*Work to be completed*
Locate the word "this" in the entries below, then gather every line that holds it.

*Records for processing*
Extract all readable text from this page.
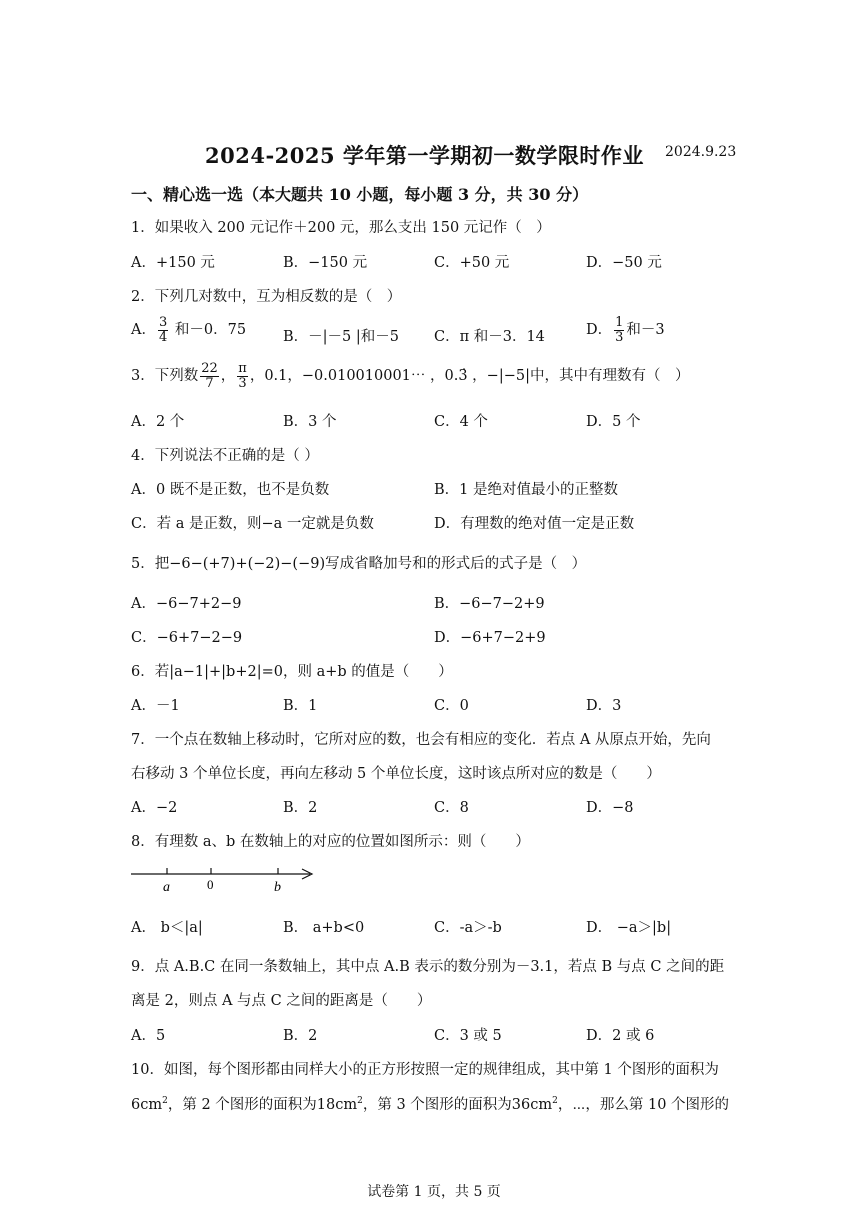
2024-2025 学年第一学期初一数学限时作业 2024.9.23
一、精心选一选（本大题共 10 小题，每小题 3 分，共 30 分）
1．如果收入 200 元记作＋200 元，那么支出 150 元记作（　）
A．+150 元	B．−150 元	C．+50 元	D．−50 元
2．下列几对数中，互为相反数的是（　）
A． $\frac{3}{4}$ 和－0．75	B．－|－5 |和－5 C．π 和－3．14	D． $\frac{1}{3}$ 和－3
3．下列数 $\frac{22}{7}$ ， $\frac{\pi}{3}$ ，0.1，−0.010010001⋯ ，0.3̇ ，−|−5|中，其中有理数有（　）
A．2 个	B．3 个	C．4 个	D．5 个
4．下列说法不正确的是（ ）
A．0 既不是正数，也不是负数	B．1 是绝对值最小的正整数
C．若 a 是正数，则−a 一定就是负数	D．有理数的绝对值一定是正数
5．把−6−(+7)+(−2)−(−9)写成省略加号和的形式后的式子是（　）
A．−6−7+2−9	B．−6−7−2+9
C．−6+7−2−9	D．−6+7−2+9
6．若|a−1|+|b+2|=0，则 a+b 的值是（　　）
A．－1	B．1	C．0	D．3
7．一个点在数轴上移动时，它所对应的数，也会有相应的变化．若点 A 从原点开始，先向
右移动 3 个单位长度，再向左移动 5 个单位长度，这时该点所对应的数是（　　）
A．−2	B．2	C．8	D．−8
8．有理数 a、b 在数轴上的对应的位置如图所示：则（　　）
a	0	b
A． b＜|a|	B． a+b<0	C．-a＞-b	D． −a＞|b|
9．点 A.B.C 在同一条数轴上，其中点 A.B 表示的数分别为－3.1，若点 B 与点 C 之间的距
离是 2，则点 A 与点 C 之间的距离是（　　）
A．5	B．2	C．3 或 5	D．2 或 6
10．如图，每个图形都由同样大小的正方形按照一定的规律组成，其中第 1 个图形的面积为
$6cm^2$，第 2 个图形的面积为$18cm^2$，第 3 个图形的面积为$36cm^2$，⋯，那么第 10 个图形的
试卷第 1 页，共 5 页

---

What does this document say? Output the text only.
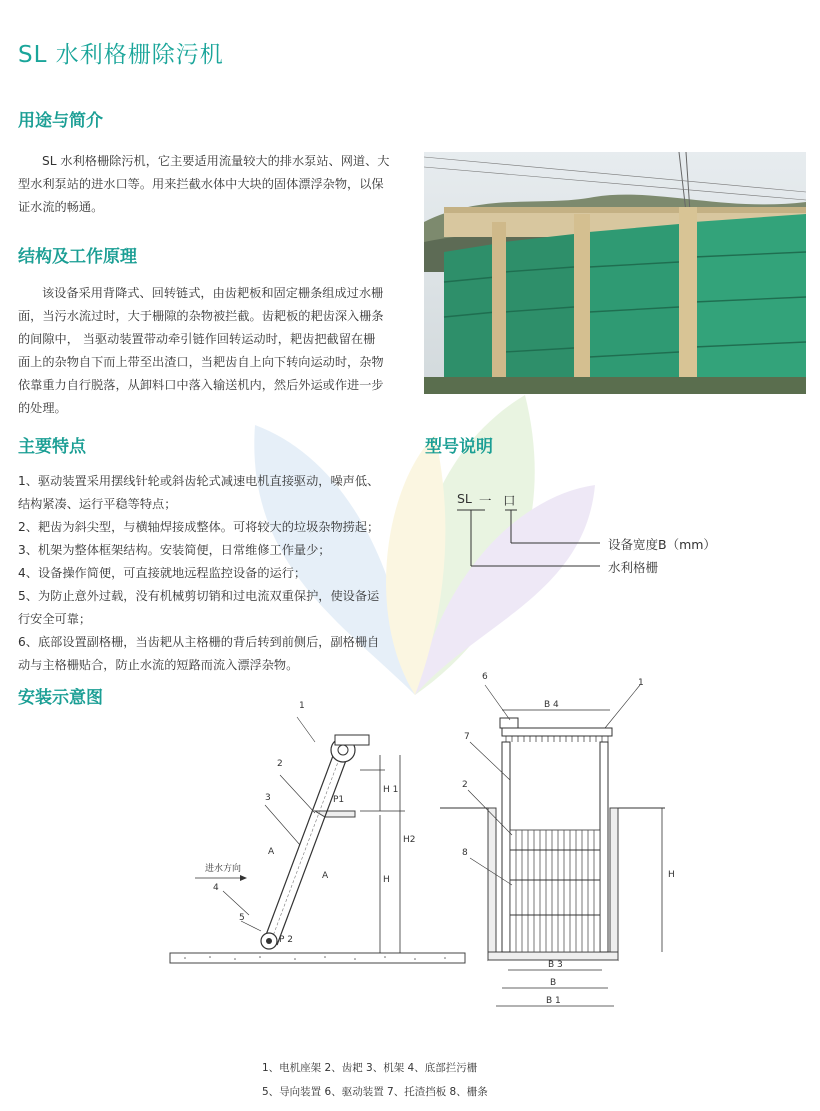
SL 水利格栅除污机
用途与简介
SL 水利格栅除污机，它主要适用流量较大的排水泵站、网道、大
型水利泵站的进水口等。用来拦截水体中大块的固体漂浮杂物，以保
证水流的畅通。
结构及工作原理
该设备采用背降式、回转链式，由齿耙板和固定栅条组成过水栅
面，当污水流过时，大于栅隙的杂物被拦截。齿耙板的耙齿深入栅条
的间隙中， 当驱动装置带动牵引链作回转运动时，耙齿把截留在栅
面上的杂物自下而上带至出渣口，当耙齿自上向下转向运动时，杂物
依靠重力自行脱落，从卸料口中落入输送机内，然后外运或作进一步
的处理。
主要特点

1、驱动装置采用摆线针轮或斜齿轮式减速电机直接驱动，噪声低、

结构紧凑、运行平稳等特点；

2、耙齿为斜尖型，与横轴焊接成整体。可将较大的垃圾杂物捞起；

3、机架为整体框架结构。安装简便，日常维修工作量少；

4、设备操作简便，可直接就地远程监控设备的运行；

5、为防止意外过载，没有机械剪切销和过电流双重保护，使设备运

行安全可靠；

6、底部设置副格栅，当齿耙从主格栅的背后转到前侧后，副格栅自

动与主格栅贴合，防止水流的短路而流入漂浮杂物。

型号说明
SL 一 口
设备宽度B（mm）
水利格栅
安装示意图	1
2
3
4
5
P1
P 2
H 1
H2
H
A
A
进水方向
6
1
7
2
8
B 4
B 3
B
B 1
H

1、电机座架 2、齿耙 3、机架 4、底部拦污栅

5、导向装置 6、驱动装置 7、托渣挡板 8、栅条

---

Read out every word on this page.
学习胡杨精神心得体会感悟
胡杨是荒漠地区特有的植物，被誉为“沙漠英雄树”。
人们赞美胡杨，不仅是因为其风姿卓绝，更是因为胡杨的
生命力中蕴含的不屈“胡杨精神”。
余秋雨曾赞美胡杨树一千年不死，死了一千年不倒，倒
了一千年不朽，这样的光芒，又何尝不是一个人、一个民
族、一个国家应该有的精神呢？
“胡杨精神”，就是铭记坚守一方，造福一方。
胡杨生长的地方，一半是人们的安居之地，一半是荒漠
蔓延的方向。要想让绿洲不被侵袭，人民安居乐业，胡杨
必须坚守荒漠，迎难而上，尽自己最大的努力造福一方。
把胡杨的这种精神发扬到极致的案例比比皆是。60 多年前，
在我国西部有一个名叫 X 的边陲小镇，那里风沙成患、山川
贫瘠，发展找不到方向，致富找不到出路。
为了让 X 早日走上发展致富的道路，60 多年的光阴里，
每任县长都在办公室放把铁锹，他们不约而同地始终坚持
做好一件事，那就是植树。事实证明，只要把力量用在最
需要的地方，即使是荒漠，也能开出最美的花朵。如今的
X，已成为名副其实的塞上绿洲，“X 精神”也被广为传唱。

*The completed task*
Extract all readable text from this page.
What does this document say? Output the text only.
Read out every word on this page.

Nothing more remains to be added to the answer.